## THE TASK
Can you restate the records below word for word?
** start ROWS **
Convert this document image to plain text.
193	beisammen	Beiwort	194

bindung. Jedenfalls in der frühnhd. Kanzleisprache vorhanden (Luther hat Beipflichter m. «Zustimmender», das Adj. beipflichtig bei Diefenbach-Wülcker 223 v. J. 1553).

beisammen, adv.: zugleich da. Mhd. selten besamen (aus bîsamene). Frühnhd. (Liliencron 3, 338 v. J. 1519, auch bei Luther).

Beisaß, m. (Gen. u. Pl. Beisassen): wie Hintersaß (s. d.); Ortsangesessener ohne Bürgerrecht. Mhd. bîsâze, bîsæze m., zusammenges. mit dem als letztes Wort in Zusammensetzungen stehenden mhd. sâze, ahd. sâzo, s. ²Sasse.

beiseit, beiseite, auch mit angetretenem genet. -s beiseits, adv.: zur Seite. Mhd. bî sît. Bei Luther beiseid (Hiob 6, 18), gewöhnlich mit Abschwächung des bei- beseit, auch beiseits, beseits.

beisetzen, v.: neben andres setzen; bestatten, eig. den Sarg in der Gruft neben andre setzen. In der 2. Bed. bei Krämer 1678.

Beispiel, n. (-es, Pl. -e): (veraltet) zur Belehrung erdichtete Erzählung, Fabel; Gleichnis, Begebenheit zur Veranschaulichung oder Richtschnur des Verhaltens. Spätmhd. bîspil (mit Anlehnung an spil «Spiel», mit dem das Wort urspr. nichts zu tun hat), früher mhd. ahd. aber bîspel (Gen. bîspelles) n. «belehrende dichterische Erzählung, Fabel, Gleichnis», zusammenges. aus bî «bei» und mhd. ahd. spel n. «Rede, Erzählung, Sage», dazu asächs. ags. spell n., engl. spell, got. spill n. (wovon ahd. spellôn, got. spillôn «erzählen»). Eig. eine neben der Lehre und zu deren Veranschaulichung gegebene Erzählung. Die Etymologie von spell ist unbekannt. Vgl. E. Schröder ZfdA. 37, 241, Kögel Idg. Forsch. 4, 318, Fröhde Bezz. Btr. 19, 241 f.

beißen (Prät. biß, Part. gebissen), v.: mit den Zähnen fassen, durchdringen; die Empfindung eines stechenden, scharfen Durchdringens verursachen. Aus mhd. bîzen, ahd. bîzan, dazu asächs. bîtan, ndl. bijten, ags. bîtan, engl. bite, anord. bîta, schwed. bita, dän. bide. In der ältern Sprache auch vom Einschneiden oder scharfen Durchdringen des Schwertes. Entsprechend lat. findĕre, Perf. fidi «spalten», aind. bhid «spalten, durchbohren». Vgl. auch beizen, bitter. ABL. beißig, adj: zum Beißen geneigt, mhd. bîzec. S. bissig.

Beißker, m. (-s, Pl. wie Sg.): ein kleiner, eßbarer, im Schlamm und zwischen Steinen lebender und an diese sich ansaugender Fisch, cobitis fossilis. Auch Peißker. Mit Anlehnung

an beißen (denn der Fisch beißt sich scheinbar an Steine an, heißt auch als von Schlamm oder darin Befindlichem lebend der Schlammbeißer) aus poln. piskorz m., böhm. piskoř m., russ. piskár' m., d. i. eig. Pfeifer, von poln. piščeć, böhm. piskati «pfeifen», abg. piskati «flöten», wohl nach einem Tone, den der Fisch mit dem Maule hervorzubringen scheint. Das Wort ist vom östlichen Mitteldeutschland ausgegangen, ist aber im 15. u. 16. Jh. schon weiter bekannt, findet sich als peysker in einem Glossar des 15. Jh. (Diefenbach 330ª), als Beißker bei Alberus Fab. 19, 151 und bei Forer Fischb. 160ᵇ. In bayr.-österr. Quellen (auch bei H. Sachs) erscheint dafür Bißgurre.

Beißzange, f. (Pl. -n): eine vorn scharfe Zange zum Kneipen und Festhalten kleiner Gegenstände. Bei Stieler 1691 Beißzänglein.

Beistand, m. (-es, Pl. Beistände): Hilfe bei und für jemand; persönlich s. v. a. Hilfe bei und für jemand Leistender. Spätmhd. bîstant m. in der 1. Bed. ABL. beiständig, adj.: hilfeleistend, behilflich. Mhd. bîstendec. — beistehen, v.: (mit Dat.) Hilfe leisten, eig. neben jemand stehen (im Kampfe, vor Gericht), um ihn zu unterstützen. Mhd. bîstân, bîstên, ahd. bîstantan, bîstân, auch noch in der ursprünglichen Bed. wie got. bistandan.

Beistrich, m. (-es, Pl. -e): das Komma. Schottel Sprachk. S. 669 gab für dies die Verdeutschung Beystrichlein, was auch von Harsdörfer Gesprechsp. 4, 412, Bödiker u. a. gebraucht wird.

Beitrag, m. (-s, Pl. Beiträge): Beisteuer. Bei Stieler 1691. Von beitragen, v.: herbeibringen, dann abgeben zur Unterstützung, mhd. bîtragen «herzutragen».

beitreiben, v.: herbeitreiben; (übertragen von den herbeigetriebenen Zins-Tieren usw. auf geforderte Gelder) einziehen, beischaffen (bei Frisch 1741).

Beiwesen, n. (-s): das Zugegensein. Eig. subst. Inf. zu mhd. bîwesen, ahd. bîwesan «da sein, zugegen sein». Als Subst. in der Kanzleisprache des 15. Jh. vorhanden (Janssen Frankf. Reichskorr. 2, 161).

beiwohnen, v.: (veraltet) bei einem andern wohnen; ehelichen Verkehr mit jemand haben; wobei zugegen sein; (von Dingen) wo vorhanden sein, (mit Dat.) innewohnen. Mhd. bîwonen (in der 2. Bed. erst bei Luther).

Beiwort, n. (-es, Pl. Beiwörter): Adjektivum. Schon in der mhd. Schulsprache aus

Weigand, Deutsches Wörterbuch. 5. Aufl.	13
** end ROWS **
## RESULT BELOW
Convert this document image to plain text.
193	beisammen	Beiwort	194

bindung. Jedenfalls in der frühnhd. Kanzleisprache vorhanden (Luther hat Beipflichter m. «Zustimmender», das Adj. beipflichtig bei Diefenbach-Wülcker 223 v. J. 1553).

beisammen, adv.: zugleich da. Mhd. selten besamen (aus bîsamene). Frühnhd. (Liliencron 3, 338 v. J. 1519, auch bei Luther).

Beisaß, m. (Gen. u. Pl. Beisassen): wie Hintersaß (s. d.); Ortsangesessener ohne Bürgerrecht. Mhd. bîsâze, bîsæze m., zusammenges. mit dem als letztes Wort in Zusammensetzungen stehenden mhd. sâze, ahd. sâzo, s. ²Sasse.

beiseit, beiseite, auch mit angetretenem genet. -s beiseits, adv.: zur Seite. Mhd. bî sît. Bei Luther beiseid (Hiob 6, 18), gewöhnlich mit Abschwächung des bei- beseit, auch beiseits, beseits.

beisetzen, v.: neben andres setzen; bestatten, eig. den Sarg in der Gruft neben andre setzen. In der 2. Bed. bei Krämer 1678.

Beispiel, n. (-es, Pl. -e): (veraltet) zur Belehrung erdichtete Erzählung, Fabel; Gleichnis, Begebenheit zur Veranschaulichung oder Richtschnur des Verhaltens. Spätmhd. bîspil (mit Anlehnung an spil «Spiel», mit dem das Wort urspr. nichts zu tun hat), früher mhd. ahd. aber bîspel (Gen. bîspelles) n. «belehrende dichterische Erzählung, Fabel, Gleichnis», zusammenges. aus bî «bei» und mhd. ahd. spel n. «Rede, Erzählung, Sage», dazu asächs. ags. spell n., engl. spell, got. spill n. (wovon ahd. spellôn, got. spillôn «erzählen»). Eig. eine neben der Lehre und zu deren Veranschaulichung gegebene Erzählung. Die Etymologie von spell ist unbekannt. Vgl. E. Schröder ZfdA. 37, 241, Kögel Idg. Forsch. 4, 318, Fröhde Bezz. Btr. 19, 241 f.

beißen (Prät. biß, Part. gebissen), v.: mit den Zähnen fassen, durchdringen; die Empfindung eines stechenden, scharfen Durchdringens verursachen. Aus mhd. bîzen, ahd. bîzan, dazu asächs. bîtan, ndl. bijten, ags. bîtan, engl. bite, anord. bîta, schwed. bita, dän. bide. In der ältern Sprache auch vom Einschneiden oder scharfen Durchdringen des Schwertes. Entsprechend lat. findĕre, Perf. fidi «spalten», aind. bhid «spalten, durchbohren». Vgl. auch beizen, bitter. ABL. beißig, adj: zum Beißen geneigt, mhd. bîzec. S. bissig.

Beißker, m. (-s, Pl. wie Sg.): ein kleiner, eßbarer, im Schlamm und zwischen Steinen lebender und an diese sich ansaugender Fisch, cobitis fossilis. Auch Peißker. Mit Anlehnung

an beißen (denn der Fisch beißt sich scheinbar an Steine an, heißt auch als von Schlamm oder darin Befindlichem lebend der Schlammbeißer) aus poln. piskorz m., böhm. piskoř m., russ. piskár' m., d. i. eig. Pfeifer, von poln. piščeć, böhm. piskati «pfeifen», abg. piskati «flöten», wohl nach einem Tone, den der Fisch mit dem Maule hervorzubringen scheint. Das Wort ist vom östlichen Mitteldeutschland ausgegangen, ist aber im 15. u. 16. Jh. schon weiter bekannt, findet sich als peysker in einem Glossar des 15. Jh. (Diefenbach 330ª), als Beißker bei Alberus Fab. 19, 151 und bei Forer Fischb. 160ᵇ. In bayr.-österr. Quellen (auch bei H. Sachs) erscheint dafür Bißgurre.

Beißzange, f. (Pl. -n): eine vorn scharfe Zange zum Kneipen und Festhalten kleiner Gegenstände. Bei Stieler 1691 Beißzänglein.

Beistand, m. (-es, Pl. Beistände): Hilfe bei und für jemand; persönlich s. v. a. Hilfe bei und für jemand Leistender. Spätmhd. bîstant m. in der 1. Bed. ABL. beiständig, adj.: hilfeleistend, behilflich. Mhd. bîstendec. — beistehen, v.: (mit Dat.) Hilfe leisten, eig. neben jemand stehen (im Kampfe, vor Gericht), um ihn zu unterstützen. Mhd. bîstân, bîstên, ahd. bîstantan, bîstân, auch noch in der ursprünglichen Bed. wie got. bistandan.

Beistrich, m. (-es, Pl. -e): das Komma. Schottel Sprachk. S. 669 gab für dies die Verdeutschung Beystrichlein, was auch von Harsdörfer Gesprechsp. 4, 412, Bödiker u. a. gebraucht wird.

Beitrag, m. (-s, Pl. Beiträge): Beisteuer. Bei Stieler 1691. Von beitragen, v.: herbeibringen, dann abgeben zur Unterstützung, mhd. bîtragen «herzutragen».

beitreiben, v.: herbeitreiben; (übertragen von den herbeigetriebenen Zins-Tieren usw. auf geforderte Gelder) einziehen, beischaffen (bei Frisch 1741).

Beiwesen, n. (-s): das Zugegensein. Eig. subst. Inf. zu mhd. bîwesen, ahd. bîwesan «da sein, zugegen sein». Als Subst. in der Kanzleisprache des 15. Jh. vorhanden (Janssen Frankf. Reichskorr. 2, 161).

beiwohnen, v.: (veraltet) bei einem andern wohnen; ehelichen Verkehr mit jemand haben; wobei zugegen sein; (von Dingen) wo vorhanden sein, (mit Dat.) innewohnen. Mhd. bîwonen (in der 2. Bed. erst bei Luther).

Beiwort, n. (-es, Pl. Beiwörter): Adjektivum. Schon in der mhd. Schulsprache aus

Weigand, Deutsches Wörterbuch. 5. Aufl.	13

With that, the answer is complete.